**INPUT ROWS:**
+---+
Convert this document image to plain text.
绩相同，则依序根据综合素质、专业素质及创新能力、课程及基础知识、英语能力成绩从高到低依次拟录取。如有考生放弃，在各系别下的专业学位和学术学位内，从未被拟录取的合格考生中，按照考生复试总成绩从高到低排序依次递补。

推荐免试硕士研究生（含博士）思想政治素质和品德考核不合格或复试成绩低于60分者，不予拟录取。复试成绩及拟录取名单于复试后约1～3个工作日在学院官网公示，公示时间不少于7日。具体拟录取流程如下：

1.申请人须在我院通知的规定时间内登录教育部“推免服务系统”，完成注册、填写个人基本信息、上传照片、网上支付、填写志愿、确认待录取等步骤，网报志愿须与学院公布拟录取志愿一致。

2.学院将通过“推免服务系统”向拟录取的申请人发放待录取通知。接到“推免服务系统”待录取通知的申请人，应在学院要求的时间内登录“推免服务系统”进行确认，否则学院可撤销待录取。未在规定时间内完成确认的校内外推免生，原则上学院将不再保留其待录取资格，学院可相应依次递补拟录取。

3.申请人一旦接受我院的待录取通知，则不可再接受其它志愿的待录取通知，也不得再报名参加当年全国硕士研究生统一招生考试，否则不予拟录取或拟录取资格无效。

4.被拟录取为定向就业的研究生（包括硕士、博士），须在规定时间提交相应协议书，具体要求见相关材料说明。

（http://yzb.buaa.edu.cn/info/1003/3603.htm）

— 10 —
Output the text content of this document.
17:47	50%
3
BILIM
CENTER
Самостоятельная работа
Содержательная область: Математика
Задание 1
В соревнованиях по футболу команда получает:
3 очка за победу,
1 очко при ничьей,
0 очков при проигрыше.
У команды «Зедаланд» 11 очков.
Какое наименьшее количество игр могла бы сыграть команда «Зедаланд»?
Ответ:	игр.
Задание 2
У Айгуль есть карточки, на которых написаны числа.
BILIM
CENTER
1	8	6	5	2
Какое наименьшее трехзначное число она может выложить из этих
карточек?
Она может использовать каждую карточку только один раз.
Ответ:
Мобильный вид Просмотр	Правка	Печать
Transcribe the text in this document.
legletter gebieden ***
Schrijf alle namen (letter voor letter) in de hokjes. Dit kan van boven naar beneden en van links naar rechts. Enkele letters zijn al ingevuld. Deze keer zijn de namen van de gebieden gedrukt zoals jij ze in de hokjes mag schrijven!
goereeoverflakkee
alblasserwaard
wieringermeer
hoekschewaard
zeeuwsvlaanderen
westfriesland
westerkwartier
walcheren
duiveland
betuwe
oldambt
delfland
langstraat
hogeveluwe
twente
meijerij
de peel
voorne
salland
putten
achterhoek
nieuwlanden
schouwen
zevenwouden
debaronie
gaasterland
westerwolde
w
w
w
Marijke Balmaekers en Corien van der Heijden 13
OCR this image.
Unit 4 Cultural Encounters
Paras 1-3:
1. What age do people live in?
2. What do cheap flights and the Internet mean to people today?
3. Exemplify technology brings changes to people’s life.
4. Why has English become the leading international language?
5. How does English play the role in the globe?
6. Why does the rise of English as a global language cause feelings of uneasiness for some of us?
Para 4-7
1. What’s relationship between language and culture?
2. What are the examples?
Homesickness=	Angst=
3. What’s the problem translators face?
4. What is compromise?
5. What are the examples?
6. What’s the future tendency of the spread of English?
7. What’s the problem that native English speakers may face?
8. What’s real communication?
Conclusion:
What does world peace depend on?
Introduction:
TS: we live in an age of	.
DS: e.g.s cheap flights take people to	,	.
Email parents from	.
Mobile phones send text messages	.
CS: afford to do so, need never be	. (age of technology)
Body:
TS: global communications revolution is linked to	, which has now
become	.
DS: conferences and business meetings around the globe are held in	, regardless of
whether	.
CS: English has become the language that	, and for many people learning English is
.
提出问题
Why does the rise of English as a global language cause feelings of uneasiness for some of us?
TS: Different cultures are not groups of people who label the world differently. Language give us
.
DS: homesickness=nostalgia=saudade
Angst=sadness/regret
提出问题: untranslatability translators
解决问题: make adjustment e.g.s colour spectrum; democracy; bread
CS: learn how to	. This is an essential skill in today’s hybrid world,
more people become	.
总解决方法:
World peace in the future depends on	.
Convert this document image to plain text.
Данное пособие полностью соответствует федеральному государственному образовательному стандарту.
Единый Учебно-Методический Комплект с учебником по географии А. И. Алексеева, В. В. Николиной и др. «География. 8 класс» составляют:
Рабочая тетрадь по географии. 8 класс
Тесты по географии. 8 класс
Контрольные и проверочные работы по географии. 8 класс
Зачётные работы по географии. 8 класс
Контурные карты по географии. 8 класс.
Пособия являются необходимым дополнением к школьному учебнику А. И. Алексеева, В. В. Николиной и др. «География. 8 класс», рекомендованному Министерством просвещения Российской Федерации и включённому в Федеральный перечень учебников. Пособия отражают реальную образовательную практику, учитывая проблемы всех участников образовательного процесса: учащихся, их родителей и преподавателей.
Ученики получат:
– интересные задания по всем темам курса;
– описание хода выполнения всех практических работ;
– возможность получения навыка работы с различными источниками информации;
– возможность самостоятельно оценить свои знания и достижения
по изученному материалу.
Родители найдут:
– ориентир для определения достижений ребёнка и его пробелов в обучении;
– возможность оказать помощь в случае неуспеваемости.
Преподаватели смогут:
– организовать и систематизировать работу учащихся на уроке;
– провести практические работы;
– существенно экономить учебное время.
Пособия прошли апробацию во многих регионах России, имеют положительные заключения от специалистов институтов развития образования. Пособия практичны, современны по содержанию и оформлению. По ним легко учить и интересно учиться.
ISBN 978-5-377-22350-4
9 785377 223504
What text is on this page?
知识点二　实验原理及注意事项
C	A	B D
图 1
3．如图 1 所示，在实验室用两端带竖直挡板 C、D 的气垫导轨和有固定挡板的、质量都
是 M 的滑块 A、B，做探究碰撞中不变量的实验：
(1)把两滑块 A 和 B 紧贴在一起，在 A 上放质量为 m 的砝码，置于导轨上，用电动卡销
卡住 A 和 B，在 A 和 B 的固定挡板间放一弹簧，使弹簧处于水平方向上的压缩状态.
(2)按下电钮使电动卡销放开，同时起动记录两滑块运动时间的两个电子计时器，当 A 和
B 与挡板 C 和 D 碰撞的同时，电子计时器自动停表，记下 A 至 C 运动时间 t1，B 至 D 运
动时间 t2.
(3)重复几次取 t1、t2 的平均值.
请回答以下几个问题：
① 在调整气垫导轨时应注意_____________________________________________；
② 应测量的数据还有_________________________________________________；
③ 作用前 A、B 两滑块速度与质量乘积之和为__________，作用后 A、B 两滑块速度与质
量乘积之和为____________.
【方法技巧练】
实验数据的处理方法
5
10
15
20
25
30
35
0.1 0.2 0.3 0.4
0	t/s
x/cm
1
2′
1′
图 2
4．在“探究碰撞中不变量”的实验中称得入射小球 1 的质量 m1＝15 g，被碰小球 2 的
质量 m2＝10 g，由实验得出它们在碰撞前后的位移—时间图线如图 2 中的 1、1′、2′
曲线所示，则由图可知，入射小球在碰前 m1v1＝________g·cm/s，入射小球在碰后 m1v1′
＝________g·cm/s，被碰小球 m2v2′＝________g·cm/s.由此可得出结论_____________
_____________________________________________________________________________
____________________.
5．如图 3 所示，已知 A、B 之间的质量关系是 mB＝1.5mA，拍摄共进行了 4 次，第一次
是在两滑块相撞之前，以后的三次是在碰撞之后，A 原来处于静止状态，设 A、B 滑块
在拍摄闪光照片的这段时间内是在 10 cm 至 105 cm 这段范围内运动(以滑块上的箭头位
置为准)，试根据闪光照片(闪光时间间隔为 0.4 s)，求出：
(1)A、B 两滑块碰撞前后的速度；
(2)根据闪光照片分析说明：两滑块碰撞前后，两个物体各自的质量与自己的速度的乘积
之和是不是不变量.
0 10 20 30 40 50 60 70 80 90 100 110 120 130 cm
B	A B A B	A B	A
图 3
+---+
**GOAL:** Reproduce the lines word for word, starting at the one holding "What text is on this page?" and ending at the final line of the material above.

**RESULT OF THIS TASK:**
What text is on this page?
知识点二　实验原理及注意事项
C	A	B D
图 1
3．如图 1 所示，在实验室用两端带竖直挡板 C、D 的气垫导轨和有固定挡板的、质量都
是 M 的滑块 A、B，做探究碰撞中不变量的实验：
(1)把两滑块 A 和 B 紧贴在一起，在 A 上放质量为 m 的砝码，置于导轨上，用电动卡销
卡住 A 和 B，在 A 和 B 的固定挡板间放一弹簧，使弹簧处于水平方向上的压缩状态.
(2)按下电钮使电动卡销放开，同时起动记录两滑块运动时间的两个电子计时器，当 A 和
B 与挡板 C 和 D 碰撞的同时，电子计时器自动停表，记下 A 至 C 运动时间 t1，B 至 D 运
动时间 t2.
(3)重复几次取 t1、t2 的平均值.
请回答以下几个问题：
① 在调整气垫导轨时应注意_____________________________________________；
② 应测量的数据还有_________________________________________________；
③ 作用前 A、B 两滑块速度与质量乘积之和为__________，作用后 A、B 两滑块速度与质
量乘积之和为____________.
【方法技巧练】
实验数据的处理方法
5
10
15
20
25
30
35
0.1 0.2 0.3 0.4
0	t/s
x/cm
1
2′
1′
图 2
4．在“探究碰撞中不变量”的实验中称得入射小球 1 的质量 m1＝15 g，被碰小球 2 的
质量 m2＝10 g，由实验得出它们在碰撞前后的位移—时间图线如图 2 中的 1、1′、2′
曲线所示，则由图可知，入射小球在碰前 m1v1＝________g·cm/s，入射小球在碰后 m1v1′
＝________g·cm/s，被碰小球 m2v2′＝________g·cm/s.由此可得出结论_____________
_____________________________________________________________________________
____________________.
5．如图 3 所示，已知 A、B 之间的质量关系是 mB＝1.5mA，拍摄共进行了 4 次，第一次
是在两滑块相撞之前，以后的三次是在碰撞之后，A 原来处于静止状态，设 A、B 滑块
在拍摄闪光照片的这段时间内是在 10 cm 至 105 cm 这段范围内运动(以滑块上的箭头位
置为准)，试根据闪光照片(闪光时间间隔为 0.4 s)，求出：
(1)A、B 两滑块碰撞前后的速度；
(2)根据闪光照片分析说明：两滑块碰撞前后，两个物体各自的质量与自己的速度的乘积
之和是不是不变量.
0 10 20 30 40 50 60 70 80 90 100 110 120 130 cm
B	A B A B	A B	A
图 3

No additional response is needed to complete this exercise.